§ INFORMATION SHOWN
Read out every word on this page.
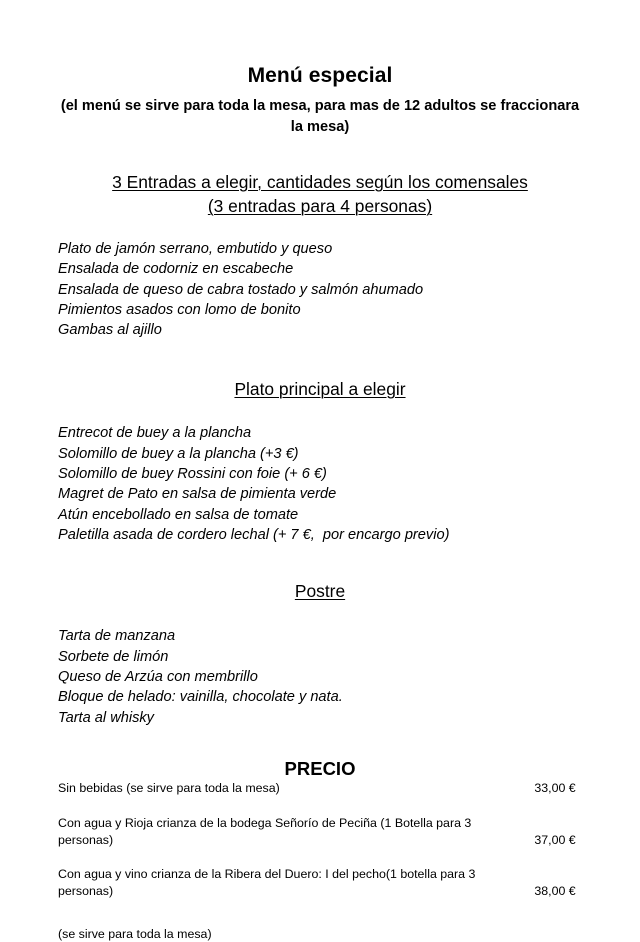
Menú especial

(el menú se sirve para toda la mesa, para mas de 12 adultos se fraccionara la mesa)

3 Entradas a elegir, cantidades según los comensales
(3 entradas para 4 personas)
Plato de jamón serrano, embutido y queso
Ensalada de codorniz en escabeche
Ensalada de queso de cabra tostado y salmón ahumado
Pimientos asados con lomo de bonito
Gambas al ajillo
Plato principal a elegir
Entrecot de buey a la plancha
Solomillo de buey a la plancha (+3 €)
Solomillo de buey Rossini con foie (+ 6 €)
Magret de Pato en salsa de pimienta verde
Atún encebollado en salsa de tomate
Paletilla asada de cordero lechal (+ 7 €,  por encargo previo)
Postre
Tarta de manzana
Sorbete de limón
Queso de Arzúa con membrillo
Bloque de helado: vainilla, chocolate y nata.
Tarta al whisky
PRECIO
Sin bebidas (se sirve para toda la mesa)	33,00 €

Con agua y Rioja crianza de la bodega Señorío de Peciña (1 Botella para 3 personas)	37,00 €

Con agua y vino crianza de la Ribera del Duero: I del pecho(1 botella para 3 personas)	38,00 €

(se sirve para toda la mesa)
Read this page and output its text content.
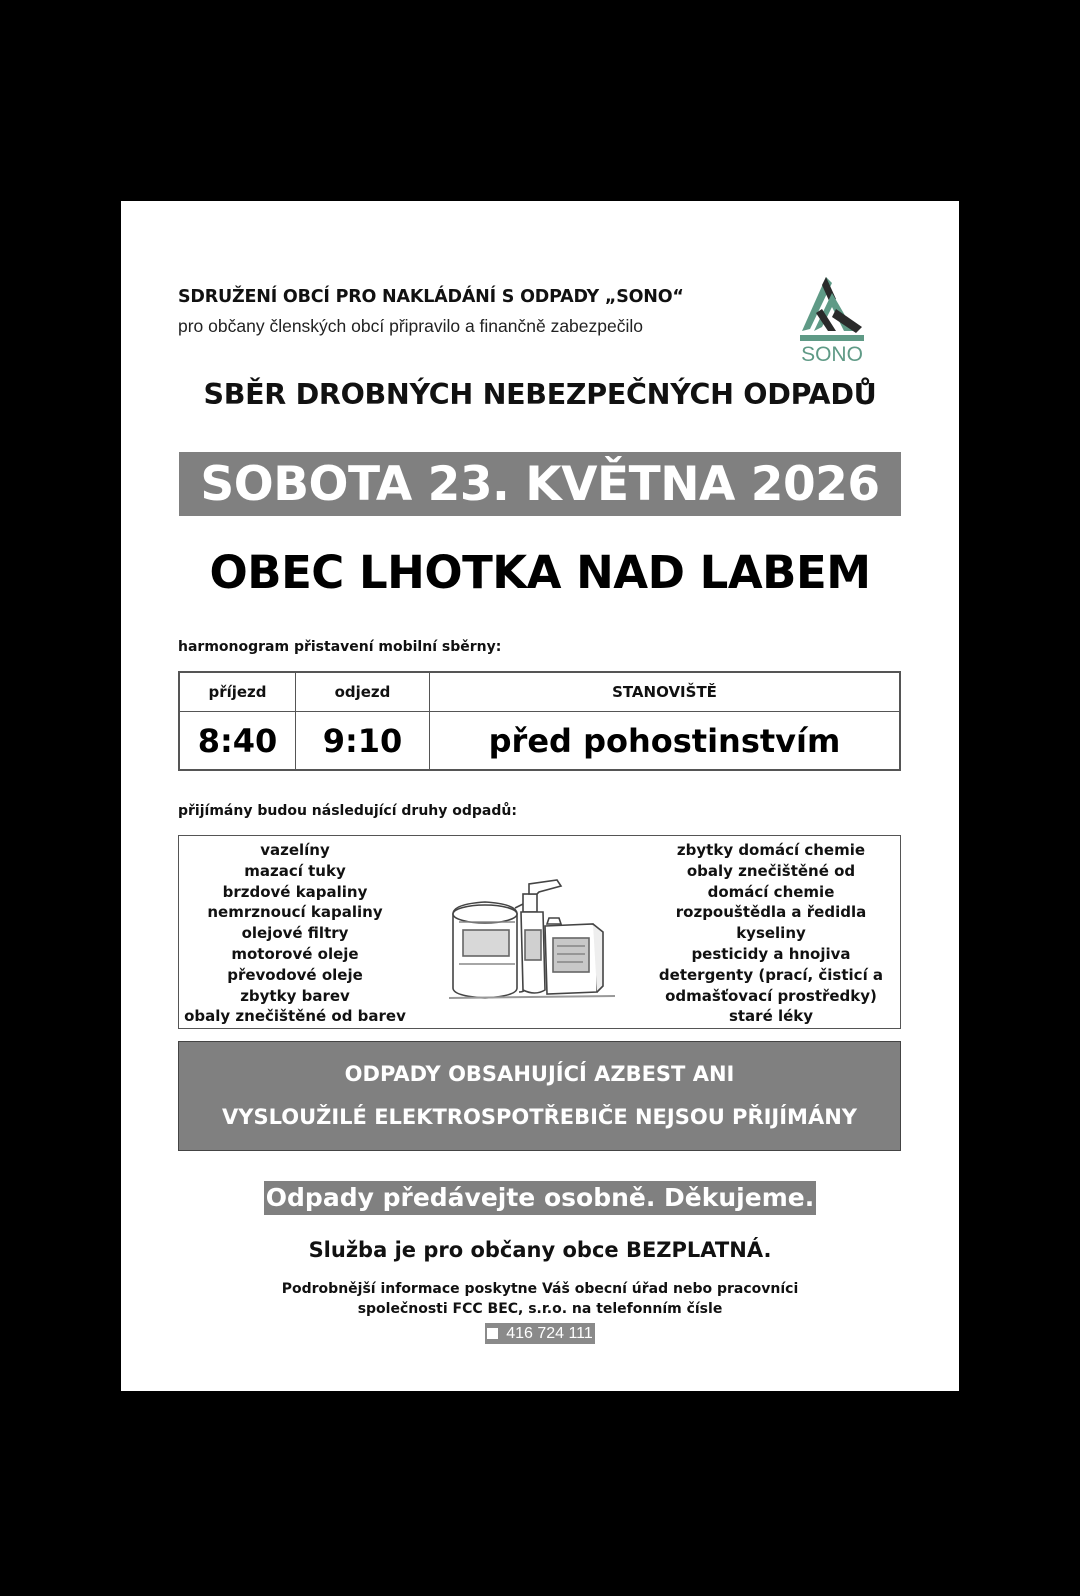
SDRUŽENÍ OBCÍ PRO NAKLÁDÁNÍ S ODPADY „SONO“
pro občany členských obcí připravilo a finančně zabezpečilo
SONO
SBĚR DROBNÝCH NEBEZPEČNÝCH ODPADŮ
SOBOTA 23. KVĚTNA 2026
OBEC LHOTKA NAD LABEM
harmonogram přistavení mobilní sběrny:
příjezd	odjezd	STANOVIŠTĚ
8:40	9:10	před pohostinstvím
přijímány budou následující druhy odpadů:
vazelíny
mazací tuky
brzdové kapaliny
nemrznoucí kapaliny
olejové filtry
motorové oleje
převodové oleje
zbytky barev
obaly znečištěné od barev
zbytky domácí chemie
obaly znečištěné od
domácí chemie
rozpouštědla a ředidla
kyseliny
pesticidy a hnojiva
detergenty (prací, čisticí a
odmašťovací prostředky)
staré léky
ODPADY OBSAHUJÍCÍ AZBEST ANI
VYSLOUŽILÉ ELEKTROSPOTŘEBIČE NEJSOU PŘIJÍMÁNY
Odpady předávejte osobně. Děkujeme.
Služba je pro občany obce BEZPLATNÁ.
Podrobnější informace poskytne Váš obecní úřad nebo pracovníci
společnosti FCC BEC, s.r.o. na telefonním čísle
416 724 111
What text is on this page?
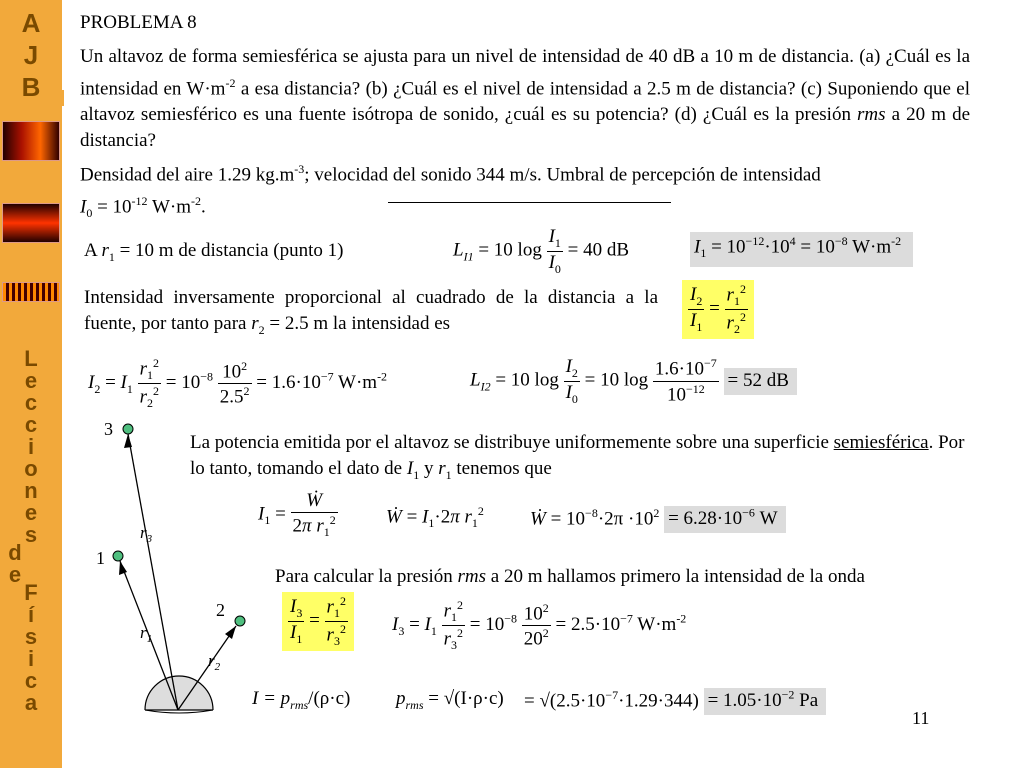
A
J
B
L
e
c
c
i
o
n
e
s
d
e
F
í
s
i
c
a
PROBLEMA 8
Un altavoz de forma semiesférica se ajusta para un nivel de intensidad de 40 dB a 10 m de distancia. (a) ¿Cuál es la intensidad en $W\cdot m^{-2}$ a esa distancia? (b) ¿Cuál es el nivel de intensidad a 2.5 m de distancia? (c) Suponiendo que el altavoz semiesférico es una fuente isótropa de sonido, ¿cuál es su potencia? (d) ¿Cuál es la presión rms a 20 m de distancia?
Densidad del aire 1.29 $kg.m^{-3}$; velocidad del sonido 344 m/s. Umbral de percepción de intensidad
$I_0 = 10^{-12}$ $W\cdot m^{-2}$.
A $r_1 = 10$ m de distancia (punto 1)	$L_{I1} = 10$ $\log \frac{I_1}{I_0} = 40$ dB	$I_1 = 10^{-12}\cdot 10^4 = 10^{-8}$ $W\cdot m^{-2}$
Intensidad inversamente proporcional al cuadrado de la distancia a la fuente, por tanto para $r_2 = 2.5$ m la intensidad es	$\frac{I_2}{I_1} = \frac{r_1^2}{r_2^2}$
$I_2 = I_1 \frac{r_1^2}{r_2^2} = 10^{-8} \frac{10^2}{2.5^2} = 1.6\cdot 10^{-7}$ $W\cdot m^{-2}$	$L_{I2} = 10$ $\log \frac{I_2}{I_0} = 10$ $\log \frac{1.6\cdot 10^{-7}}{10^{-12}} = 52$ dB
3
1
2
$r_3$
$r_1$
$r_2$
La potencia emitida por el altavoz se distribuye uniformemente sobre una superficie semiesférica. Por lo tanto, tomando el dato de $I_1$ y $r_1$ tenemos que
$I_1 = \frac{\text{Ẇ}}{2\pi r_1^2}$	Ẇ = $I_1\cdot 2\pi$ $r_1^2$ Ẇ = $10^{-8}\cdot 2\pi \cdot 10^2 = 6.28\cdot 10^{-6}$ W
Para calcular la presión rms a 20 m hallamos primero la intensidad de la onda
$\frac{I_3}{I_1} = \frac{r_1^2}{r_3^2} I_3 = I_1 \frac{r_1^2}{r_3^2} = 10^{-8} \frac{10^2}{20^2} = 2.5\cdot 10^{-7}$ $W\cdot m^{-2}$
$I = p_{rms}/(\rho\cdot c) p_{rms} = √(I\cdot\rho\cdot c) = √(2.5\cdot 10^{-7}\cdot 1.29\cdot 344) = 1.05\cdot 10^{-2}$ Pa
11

§ TASK
Give every line of the material that includes the string "domácí".

§ OUTPUT
zbytky domácí chemie
domácí chemie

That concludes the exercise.